**Stated problem:**
Copy out each line featuring the string "number" from the entries beneath.

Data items
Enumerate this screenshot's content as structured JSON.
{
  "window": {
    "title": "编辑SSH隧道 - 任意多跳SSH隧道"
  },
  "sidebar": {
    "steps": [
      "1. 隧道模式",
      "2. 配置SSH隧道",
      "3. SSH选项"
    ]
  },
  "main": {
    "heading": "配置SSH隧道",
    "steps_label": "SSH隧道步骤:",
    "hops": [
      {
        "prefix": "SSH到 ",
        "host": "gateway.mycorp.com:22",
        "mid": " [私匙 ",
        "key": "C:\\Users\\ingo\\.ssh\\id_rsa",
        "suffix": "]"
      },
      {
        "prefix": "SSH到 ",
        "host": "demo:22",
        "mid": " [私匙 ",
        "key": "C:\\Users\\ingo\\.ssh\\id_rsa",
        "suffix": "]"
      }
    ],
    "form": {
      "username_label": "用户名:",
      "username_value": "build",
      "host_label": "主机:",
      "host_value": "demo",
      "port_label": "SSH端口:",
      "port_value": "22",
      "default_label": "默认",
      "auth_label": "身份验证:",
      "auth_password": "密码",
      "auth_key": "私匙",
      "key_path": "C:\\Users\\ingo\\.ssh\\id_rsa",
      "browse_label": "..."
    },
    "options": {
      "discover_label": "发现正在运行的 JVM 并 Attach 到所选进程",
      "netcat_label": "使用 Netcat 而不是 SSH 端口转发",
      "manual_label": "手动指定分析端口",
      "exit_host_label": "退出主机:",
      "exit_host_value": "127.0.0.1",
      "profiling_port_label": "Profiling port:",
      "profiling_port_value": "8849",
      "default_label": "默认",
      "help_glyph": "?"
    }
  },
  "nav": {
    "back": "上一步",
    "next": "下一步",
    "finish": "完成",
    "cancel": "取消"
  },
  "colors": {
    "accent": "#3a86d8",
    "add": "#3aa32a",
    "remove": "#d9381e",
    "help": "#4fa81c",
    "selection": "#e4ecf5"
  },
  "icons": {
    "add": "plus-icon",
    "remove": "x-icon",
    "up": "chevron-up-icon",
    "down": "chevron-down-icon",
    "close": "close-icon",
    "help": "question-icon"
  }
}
...
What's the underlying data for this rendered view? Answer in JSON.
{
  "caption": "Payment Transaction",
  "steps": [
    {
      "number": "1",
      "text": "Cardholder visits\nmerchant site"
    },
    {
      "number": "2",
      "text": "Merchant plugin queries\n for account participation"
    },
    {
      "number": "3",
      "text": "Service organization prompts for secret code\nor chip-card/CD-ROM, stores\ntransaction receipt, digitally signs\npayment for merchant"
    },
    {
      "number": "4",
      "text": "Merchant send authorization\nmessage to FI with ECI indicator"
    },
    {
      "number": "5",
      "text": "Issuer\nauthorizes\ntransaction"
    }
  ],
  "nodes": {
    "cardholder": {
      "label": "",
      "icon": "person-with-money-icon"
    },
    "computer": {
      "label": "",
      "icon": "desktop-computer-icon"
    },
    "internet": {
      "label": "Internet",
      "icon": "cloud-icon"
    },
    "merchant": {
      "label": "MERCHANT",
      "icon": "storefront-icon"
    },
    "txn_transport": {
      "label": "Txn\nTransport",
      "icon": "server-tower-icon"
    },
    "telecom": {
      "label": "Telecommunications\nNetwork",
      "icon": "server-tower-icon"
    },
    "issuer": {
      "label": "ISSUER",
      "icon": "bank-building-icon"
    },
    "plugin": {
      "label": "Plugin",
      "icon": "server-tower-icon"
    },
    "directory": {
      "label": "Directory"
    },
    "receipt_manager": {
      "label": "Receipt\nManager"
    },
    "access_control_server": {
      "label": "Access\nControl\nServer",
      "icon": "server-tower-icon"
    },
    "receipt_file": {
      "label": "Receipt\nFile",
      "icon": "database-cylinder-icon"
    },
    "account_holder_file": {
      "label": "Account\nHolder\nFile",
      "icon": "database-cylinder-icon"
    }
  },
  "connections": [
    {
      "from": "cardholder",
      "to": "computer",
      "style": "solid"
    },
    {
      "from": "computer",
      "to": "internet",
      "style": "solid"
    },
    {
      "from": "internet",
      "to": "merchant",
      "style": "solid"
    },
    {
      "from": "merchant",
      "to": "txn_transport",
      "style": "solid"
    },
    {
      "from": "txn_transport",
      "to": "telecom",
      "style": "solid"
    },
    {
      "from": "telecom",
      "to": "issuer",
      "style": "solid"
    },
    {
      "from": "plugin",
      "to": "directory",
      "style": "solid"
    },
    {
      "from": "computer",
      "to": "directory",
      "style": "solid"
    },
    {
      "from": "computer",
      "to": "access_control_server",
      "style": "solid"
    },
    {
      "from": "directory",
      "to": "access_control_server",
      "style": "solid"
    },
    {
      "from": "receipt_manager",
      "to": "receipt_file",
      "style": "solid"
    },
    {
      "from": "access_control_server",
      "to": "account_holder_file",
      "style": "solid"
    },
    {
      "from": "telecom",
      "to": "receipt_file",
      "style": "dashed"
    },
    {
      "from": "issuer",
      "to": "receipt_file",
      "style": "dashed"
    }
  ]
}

**Task result:**
      "number": "1",
      "number": "2",
      "number": "3",
      "number": "4",
      "number": "5",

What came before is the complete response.